Items from a data source
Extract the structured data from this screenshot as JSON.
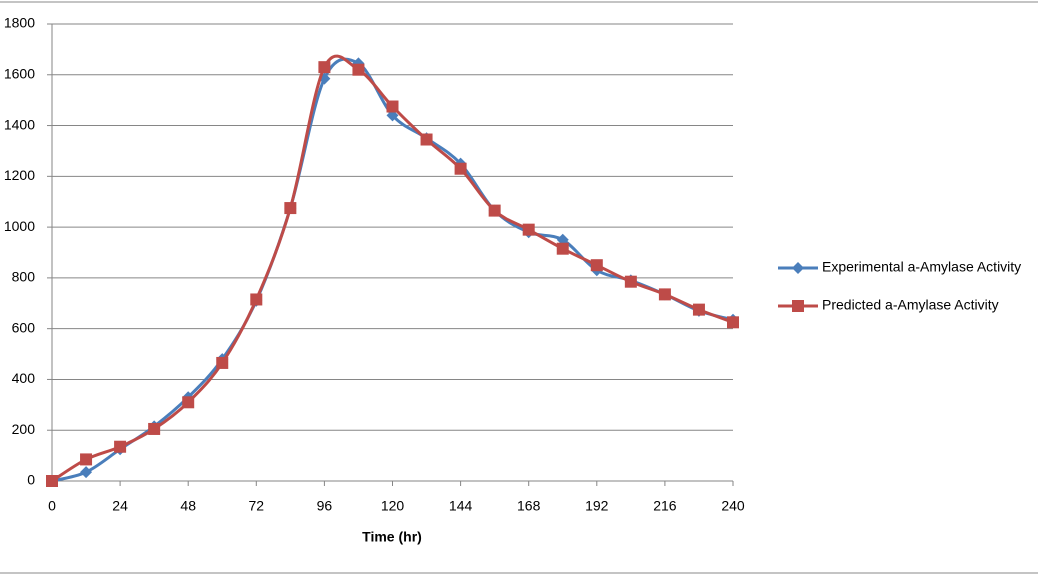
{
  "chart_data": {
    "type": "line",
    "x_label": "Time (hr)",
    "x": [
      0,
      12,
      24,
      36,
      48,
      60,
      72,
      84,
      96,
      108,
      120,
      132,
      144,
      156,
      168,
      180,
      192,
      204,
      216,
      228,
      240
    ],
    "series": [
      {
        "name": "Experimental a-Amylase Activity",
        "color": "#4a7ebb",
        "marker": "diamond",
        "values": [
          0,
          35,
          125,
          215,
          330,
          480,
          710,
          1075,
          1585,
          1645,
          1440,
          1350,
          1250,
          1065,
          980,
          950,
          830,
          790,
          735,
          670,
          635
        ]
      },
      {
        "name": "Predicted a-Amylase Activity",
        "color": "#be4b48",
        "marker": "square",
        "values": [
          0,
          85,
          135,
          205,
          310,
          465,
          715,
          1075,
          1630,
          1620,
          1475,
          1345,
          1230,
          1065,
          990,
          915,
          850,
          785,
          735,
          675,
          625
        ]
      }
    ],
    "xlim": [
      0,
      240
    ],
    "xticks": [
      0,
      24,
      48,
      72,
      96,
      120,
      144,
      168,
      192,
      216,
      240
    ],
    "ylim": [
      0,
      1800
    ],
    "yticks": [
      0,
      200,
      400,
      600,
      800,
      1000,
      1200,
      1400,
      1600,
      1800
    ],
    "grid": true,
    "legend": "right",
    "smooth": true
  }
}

§ Stated task: From the material above, copy everything exactly but the pictures.

§ Task solution:
Extract the structured data from this screenshot as JSON.
{
  "chart_data": {
    "type": "line",
    "x_label": "Time (hr)",
    "x": [
      0,
      12,
      24,
      36,
      48,
      60,
      72,
      84,
      96,
      108,
      120,
      132,
      144,
      156,
      168,
      180,
      192,
      204,
      216,
      228,
      240
    ],
    "series": [
      {
        "name": "Experimental a-Amylase Activity",
        "color": "#4a7ebb",
        "marker": "diamond",
        "values": [
          0,
          35,
          125,
          215,
          330,
          480,
          710,
          1075,
          1585,
          1645,
          1440,
          1350,
          1250,
          1065,
          980,
          950,
          830,
          790,
          735,
          670,
          635
        ]
      },
      {
        "name": "Predicted a-Amylase Activity",
        "color": "#be4b48",
        "marker": "square",
        "values": [
          0,
          85,
          135,
          205,
          310,
          465,
          715,
          1075,
          1630,
          1620,
          1475,
          1345,
          1230,
          1065,
          990,
          915,
          850,
          785,
          735,
          675,
          625
        ]
      }
    ],
    "xlim": [
      0,
      240
    ],
    "xticks": [
      0,
      24,
      48,
      72,
      96,
      120,
      144,
      168,
      192,
      216,
      240
    ],
    "ylim": [
      0,
      1800
    ],
    "yticks": [
      0,
      200,
      400,
      600,
      800,
      1000,
      1200,
      1400,
      1600,
      1800
    ],
    "grid": true,
    "legend": "right",
    "smooth": true
  }
}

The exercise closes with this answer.